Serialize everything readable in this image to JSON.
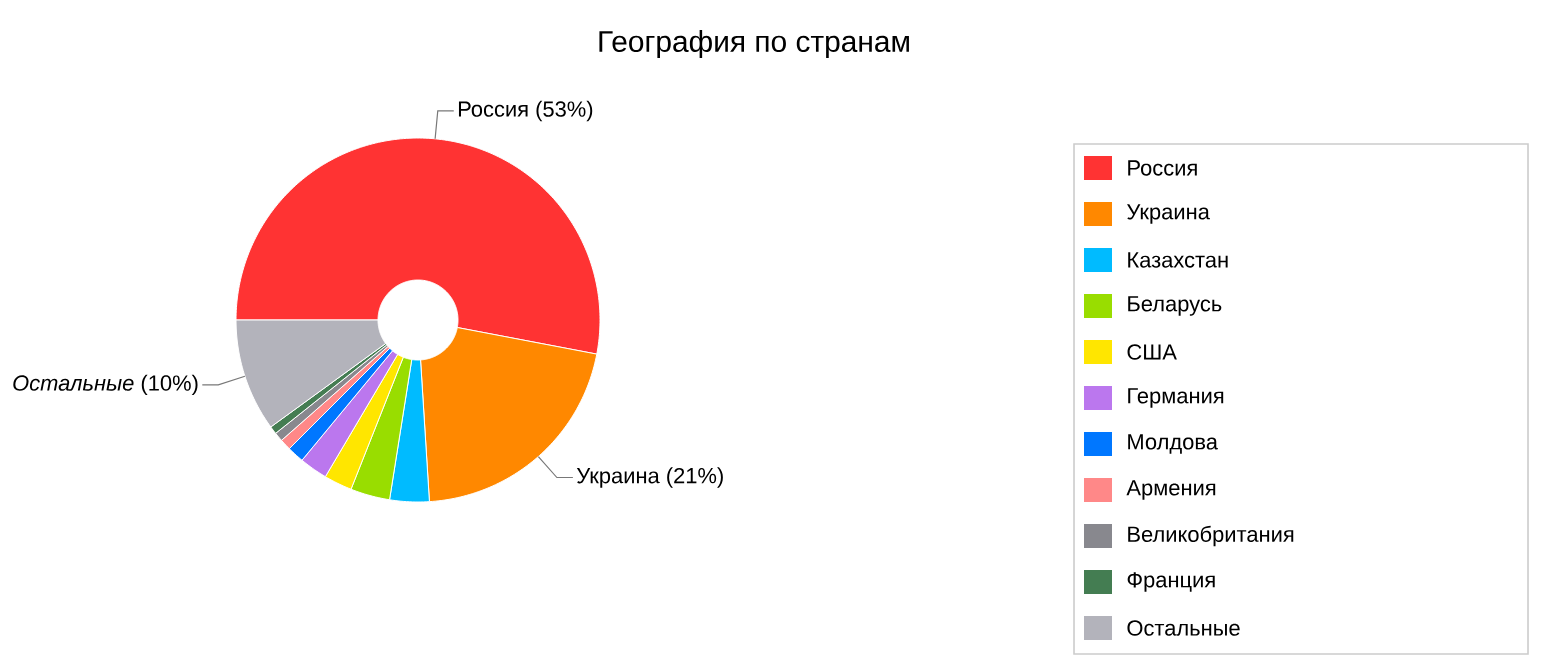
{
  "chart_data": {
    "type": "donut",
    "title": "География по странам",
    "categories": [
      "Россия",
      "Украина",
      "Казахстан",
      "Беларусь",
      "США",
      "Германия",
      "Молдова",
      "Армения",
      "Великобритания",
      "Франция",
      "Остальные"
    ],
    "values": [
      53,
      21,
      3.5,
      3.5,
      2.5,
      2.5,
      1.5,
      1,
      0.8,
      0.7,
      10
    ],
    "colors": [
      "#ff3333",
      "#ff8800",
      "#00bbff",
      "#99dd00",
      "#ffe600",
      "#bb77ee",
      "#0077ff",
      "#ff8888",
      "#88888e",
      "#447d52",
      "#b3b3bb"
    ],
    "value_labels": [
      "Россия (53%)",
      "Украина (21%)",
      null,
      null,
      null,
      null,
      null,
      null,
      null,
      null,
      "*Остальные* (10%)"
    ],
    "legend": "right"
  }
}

###

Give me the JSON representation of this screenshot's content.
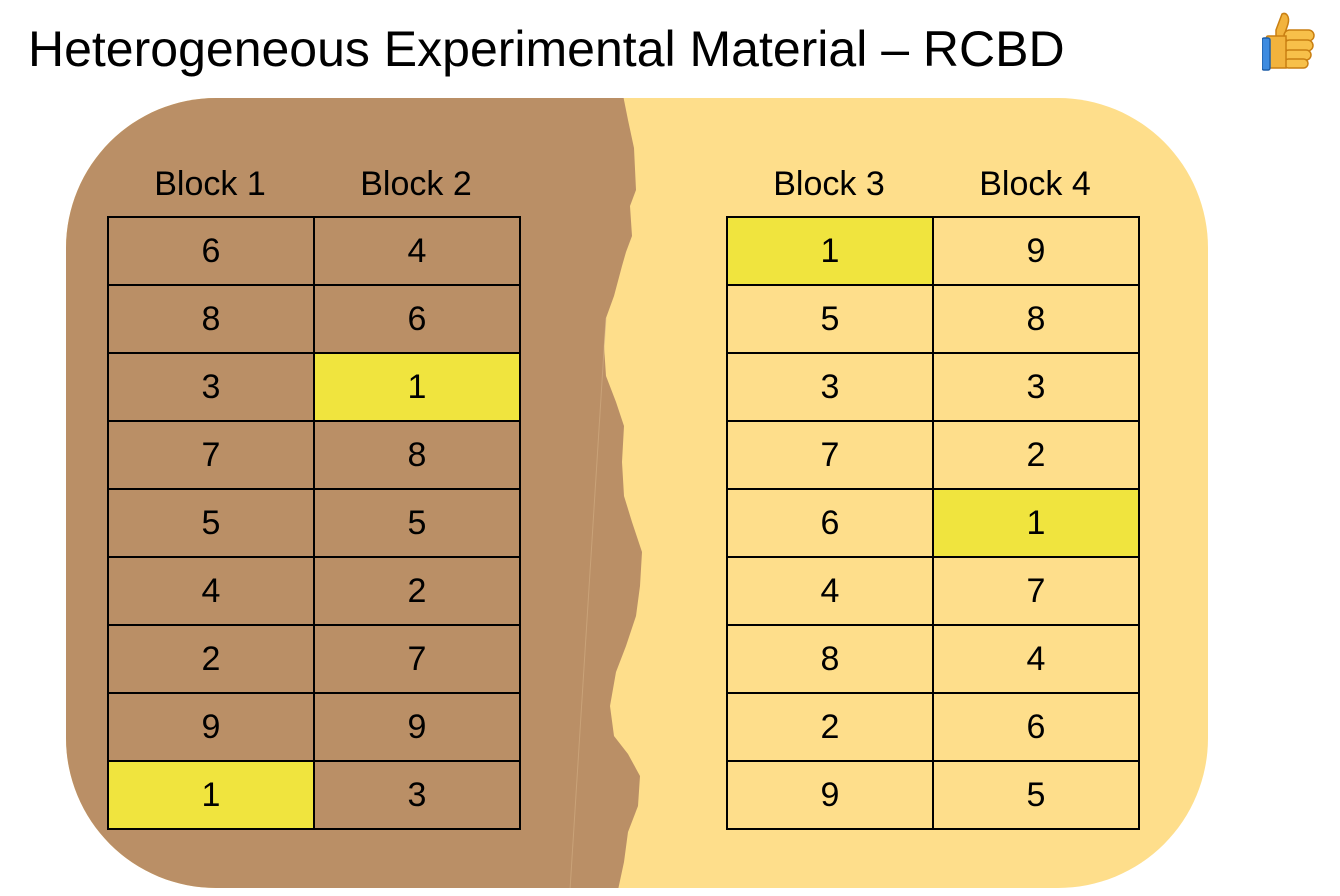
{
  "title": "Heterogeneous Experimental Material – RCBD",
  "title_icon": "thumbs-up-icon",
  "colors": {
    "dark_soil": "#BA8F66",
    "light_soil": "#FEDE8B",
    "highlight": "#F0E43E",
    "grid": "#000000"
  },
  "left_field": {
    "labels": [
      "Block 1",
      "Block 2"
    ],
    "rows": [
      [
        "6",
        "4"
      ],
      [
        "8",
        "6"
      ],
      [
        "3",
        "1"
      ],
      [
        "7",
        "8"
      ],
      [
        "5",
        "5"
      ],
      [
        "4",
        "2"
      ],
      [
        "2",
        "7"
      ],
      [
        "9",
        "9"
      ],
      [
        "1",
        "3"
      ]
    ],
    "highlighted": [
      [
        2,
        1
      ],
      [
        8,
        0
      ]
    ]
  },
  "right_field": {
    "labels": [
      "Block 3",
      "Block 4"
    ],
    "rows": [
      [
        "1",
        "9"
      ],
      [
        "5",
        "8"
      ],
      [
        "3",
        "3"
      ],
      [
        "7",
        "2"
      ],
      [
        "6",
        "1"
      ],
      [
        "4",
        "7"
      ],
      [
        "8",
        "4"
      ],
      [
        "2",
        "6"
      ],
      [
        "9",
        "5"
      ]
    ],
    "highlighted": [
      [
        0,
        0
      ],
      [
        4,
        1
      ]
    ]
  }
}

###

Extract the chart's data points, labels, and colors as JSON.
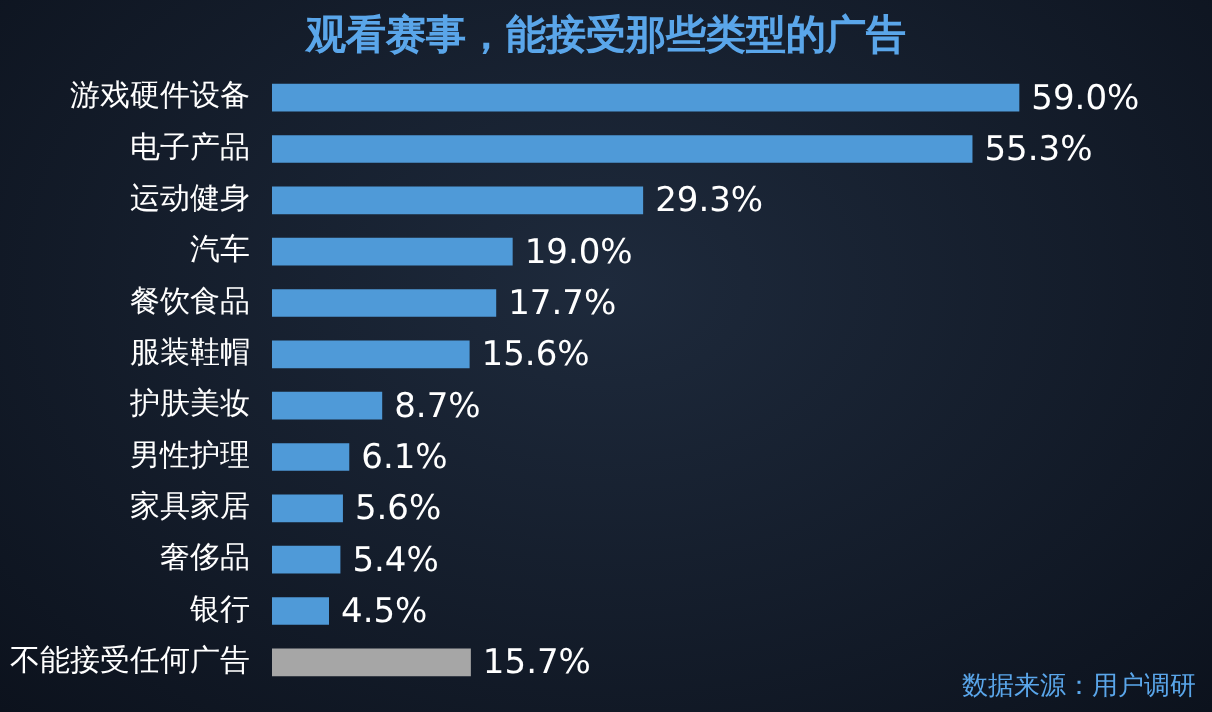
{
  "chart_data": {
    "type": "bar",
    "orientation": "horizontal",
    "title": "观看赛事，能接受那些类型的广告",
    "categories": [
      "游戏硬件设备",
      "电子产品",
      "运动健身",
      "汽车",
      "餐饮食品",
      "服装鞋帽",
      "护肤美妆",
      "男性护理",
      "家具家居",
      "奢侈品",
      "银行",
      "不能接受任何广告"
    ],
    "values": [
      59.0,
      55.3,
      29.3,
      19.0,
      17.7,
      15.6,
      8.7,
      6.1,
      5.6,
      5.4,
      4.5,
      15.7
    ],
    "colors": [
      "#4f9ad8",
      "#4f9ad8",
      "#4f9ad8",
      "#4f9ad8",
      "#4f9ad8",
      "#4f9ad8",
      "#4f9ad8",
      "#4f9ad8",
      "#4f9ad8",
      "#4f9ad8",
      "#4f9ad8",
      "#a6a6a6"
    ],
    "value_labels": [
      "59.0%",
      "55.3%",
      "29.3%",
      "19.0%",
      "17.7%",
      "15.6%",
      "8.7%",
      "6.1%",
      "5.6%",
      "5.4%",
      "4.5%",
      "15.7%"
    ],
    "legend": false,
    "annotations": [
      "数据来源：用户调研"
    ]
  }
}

###

Using the entries above, return each line that includes the word "colors".

    "colors": [
  "colors": {
Extract the chart's data points, labels, and colors as JSON.
    "colors": [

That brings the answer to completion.